Each entry that follows is to be retyped exactly. Pictures do not belong in the copy.

---

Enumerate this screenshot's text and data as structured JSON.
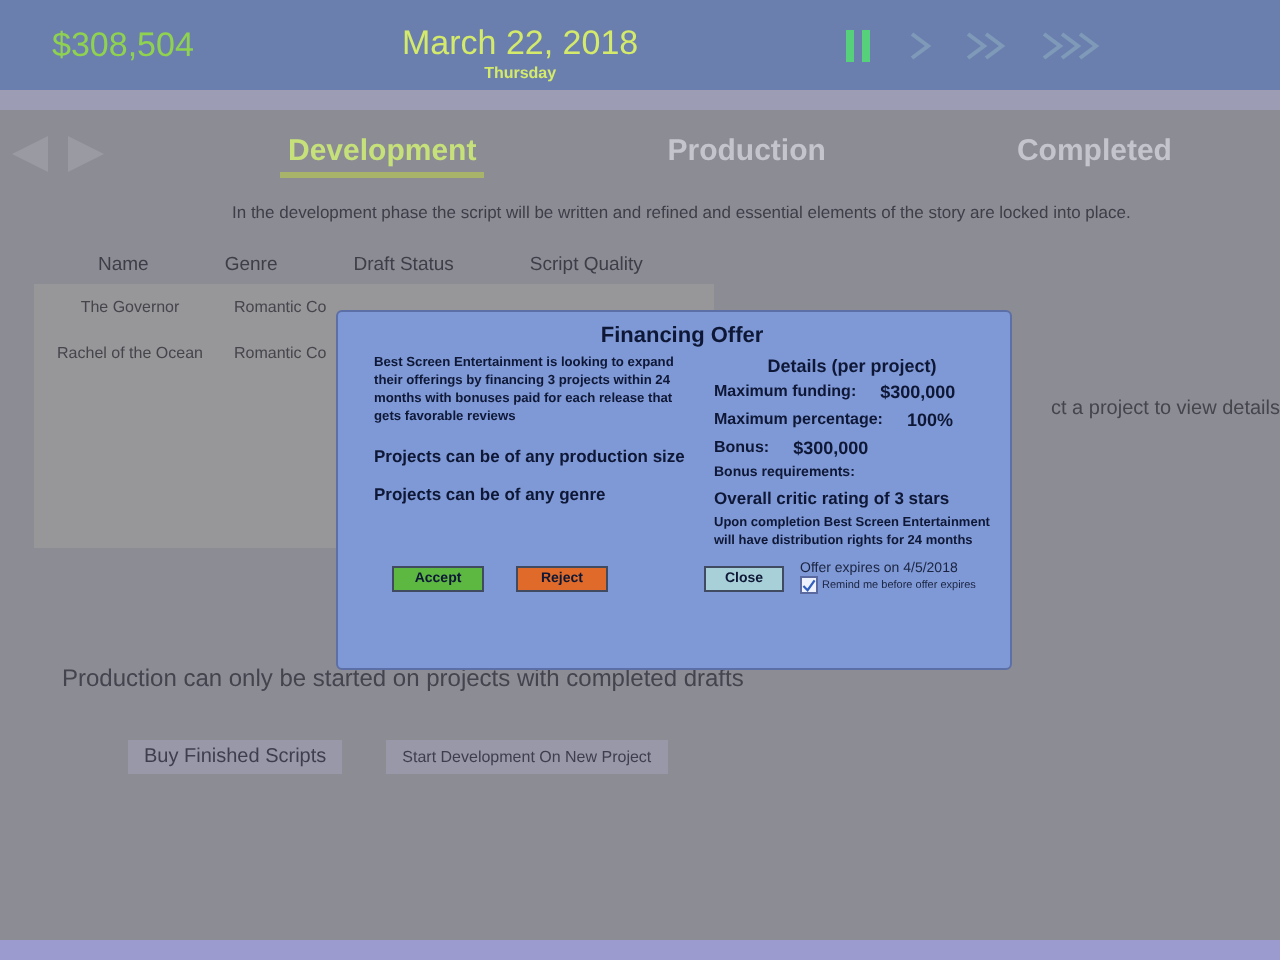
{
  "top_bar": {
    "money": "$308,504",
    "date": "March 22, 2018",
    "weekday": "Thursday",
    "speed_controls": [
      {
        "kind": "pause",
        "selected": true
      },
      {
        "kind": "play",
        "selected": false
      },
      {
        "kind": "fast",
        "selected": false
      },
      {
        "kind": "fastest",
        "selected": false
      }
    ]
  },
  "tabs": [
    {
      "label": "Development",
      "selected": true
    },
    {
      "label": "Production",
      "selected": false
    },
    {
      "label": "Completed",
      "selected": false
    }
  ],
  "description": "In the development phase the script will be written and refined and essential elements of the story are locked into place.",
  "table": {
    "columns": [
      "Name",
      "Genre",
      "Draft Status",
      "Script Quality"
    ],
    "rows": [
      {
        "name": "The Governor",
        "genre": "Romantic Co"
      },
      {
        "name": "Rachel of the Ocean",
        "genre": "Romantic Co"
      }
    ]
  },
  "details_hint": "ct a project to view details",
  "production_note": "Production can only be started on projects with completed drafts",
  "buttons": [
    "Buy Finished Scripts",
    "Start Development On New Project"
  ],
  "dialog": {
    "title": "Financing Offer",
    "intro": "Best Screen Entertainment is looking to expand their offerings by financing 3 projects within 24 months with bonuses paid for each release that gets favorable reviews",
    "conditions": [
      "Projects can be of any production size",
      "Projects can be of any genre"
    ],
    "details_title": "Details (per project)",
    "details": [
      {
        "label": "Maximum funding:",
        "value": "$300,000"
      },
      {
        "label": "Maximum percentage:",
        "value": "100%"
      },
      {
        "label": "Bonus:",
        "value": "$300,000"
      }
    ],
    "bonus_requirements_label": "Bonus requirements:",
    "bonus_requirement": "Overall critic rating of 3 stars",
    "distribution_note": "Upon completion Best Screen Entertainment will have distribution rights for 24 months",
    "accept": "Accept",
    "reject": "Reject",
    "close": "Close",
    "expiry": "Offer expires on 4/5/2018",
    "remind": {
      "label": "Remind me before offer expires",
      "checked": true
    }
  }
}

---

**Answer to this problem**
Enumerate this screenshot's text and data as structured JSON.
{
  "top_bar": {
    "money": "$308,504",
    "date": "March 22, 2018",
    "weekday": "Thursday",
    "speed_controls": [
      {
        "kind": "pause",
        "selected": true
      },
      {
        "kind": "play",
        "selected": false
      },
      {
        "kind": "fast",
        "selected": false
      },
      {
        "kind": "fastest",
        "selected": false
      }
    ]
  },
  "tabs": [
    {
      "label": "Development",
      "selected": true
    },
    {
      "label": "Production",
      "selected": false
    },
    {
      "label": "Completed",
      "selected": false
    }
  ],
  "description": "In the development phase the script will be written and refined and essential elements of the story are locked into place.",
  "table": {
    "columns": [
      "Name",
      "Genre",
      "Draft Status",
      "Script Quality"
    ],
    "rows": [
      {
        "name": "The Governor",
        "genre": "Romantic Co"
      },
      {
        "name": "Rachel of the Ocean",
        "genre": "Romantic Co"
      }
    ]
  },
  "details_hint": "ct a project to view details",
  "production_note": "Production can only be started on projects with completed drafts",
  "buttons": [
    "Buy Finished Scripts",
    "Start Development On New Project"
  ],
  "dialog": {
    "title": "Financing Offer",
    "intro": "Best Screen Entertainment is looking to expand their offerings by financing 3 projects within 24 months with bonuses paid for each release that gets favorable reviews",
    "conditions": [
      "Projects can be of any production size",
      "Projects can be of any genre"
    ],
    "details_title": "Details (per project)",
    "details": [
      {
        "label": "Maximum funding:",
        "value": "$300,000"
      },
      {
        "label": "Maximum percentage:",
        "value": "100%"
      },
      {
        "label": "Bonus:",
        "value": "$300,000"
      }
    ],
    "bonus_requirements_label": "Bonus requirements:",
    "bonus_requirement": "Overall critic rating of 3 stars",
    "distribution_note": "Upon completion Best Screen Entertainment will have distribution rights for 24 months",
    "accept": "Accept",
    "reject": "Reject",
    "close": "Close",
    "expiry": "Offer expires on 4/5/2018",
    "remind": {
      "label": "Remind me before offer expires",
      "checked": true
    }
  }
}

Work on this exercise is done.